--- Start INFORMATION PROVIDED ---

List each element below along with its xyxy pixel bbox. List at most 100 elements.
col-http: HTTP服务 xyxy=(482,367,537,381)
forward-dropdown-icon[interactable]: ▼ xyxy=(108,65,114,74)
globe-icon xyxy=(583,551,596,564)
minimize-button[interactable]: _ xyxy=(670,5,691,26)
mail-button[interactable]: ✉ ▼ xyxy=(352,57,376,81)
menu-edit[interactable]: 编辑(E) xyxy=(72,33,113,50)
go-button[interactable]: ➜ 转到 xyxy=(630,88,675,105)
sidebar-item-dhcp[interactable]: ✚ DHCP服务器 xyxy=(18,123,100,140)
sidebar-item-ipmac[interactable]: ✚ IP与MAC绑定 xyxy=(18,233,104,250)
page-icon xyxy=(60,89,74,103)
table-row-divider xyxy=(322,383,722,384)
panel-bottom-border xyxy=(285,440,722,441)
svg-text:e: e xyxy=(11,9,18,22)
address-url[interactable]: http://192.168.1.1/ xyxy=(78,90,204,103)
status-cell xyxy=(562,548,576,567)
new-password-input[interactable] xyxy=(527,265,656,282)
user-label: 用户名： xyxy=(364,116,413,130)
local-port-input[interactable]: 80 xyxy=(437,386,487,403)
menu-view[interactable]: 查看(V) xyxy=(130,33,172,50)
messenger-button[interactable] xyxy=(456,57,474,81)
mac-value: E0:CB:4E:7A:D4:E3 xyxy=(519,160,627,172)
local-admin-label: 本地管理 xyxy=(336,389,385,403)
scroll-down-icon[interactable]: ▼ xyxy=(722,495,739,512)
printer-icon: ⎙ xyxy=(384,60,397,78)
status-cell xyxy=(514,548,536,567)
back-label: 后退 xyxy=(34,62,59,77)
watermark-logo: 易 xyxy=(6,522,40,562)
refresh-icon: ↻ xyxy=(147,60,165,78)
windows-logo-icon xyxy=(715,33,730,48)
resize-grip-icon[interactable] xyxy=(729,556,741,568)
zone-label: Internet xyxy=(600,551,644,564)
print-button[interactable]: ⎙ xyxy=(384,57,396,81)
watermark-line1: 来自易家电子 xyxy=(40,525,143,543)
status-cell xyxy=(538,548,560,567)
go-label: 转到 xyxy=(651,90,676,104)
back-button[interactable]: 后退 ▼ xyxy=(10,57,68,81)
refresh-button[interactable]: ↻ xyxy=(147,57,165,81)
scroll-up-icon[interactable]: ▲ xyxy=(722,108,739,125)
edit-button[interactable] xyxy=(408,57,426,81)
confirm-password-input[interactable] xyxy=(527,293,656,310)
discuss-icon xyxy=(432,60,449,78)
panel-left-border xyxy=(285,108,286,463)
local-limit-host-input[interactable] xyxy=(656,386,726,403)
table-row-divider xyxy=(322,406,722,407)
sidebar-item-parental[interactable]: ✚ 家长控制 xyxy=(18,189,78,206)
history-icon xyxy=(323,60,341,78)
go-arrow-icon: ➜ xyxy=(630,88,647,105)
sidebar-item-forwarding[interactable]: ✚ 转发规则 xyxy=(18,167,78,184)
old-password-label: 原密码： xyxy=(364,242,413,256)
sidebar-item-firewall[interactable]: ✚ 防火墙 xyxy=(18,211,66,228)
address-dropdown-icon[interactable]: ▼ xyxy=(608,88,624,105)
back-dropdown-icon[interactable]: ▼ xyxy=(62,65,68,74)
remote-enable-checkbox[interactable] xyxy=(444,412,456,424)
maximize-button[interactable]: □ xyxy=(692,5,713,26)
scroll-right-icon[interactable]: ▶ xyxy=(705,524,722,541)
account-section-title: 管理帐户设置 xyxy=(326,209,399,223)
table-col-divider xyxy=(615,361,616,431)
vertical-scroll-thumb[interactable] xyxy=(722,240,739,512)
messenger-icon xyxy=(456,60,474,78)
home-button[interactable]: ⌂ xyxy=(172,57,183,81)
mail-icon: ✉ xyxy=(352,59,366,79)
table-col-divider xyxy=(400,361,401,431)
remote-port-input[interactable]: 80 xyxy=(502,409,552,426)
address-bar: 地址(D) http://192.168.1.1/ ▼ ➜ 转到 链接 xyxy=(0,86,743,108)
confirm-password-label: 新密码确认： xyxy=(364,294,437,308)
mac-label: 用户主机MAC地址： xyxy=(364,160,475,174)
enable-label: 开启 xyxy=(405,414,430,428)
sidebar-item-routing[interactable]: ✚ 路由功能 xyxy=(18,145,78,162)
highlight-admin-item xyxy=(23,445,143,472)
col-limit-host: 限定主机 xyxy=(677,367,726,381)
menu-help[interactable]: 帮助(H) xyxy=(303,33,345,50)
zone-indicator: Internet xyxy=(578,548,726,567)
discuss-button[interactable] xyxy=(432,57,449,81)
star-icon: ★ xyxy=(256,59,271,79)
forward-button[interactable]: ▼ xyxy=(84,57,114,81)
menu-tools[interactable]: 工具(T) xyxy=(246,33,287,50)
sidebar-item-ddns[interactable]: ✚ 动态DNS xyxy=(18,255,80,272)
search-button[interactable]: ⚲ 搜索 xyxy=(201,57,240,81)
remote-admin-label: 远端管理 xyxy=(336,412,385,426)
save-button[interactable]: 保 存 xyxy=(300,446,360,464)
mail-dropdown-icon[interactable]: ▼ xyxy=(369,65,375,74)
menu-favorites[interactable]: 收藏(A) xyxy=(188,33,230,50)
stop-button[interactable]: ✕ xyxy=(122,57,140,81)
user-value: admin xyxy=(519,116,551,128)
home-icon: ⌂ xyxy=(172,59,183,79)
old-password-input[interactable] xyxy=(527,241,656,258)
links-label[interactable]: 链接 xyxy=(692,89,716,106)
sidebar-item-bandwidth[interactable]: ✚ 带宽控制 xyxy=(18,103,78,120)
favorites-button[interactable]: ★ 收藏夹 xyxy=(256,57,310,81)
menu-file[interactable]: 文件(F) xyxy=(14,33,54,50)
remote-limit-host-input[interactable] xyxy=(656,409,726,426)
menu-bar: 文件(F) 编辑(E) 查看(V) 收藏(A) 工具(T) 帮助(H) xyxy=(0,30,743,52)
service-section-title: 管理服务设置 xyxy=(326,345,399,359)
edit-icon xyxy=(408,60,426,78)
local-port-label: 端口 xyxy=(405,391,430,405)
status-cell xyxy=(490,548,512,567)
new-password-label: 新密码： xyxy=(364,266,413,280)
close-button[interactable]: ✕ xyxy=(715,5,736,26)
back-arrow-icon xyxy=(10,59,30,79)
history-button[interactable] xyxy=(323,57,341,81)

--- End INFORMATION PROVIDED ---

:: GOAL OF THE EXERCISE ::
Pick out every line in the listing above that contains the string "host". Only matches with the same upper and lower case count.

:: FINISHED TASK ::
local-limit-host-input[interactable] xyxy=(656,386,726,403)
col-limit-host: 限定主机 xyxy=(677,367,726,381)
remote-limit-host-input[interactable] xyxy=(656,409,726,426)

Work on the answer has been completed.